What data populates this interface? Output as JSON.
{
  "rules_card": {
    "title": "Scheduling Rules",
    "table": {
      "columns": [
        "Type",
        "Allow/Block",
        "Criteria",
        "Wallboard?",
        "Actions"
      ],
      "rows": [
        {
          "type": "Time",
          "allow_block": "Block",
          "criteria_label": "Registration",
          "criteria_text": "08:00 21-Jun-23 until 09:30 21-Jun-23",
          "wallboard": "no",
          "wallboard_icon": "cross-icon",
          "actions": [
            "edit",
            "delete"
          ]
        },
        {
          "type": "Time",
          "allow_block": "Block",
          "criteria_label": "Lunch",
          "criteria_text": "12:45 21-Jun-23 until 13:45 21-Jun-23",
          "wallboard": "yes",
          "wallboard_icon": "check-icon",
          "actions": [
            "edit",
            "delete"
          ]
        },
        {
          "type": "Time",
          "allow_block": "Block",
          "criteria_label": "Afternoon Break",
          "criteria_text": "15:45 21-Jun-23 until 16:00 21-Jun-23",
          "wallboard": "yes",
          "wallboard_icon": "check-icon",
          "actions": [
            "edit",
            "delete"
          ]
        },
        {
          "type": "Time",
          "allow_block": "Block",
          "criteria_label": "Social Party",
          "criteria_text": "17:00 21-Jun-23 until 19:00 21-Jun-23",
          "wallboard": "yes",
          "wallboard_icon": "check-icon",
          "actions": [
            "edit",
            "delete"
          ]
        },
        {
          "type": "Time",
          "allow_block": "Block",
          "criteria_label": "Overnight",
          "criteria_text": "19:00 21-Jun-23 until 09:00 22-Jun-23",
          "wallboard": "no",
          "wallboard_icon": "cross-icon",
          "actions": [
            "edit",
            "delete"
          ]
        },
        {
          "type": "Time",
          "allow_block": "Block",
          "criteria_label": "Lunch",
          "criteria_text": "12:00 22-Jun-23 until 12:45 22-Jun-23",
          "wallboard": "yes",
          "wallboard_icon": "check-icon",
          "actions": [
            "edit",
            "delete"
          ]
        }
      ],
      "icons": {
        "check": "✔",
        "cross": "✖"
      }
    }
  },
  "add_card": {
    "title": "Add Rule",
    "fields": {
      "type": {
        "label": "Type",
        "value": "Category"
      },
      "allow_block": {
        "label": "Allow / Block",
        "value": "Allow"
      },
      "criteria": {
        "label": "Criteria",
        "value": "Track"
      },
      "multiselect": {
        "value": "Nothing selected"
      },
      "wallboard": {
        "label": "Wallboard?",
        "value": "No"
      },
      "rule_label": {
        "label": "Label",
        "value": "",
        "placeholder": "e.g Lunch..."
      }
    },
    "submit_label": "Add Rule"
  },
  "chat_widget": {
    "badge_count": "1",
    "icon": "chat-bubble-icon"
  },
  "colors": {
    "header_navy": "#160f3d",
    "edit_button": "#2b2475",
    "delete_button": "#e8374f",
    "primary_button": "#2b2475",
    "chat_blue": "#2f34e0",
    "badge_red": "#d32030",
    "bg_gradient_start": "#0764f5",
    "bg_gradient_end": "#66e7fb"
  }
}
★ ★ ★ ★
* _Do this_:
Pick out each line containing the string "value" and copy it.

* _Response_:
        "value": "Category"
        "value": "Allow"
        "value": "Track"
        "value": "Nothing selected"
        "value": "No"
        "value": "",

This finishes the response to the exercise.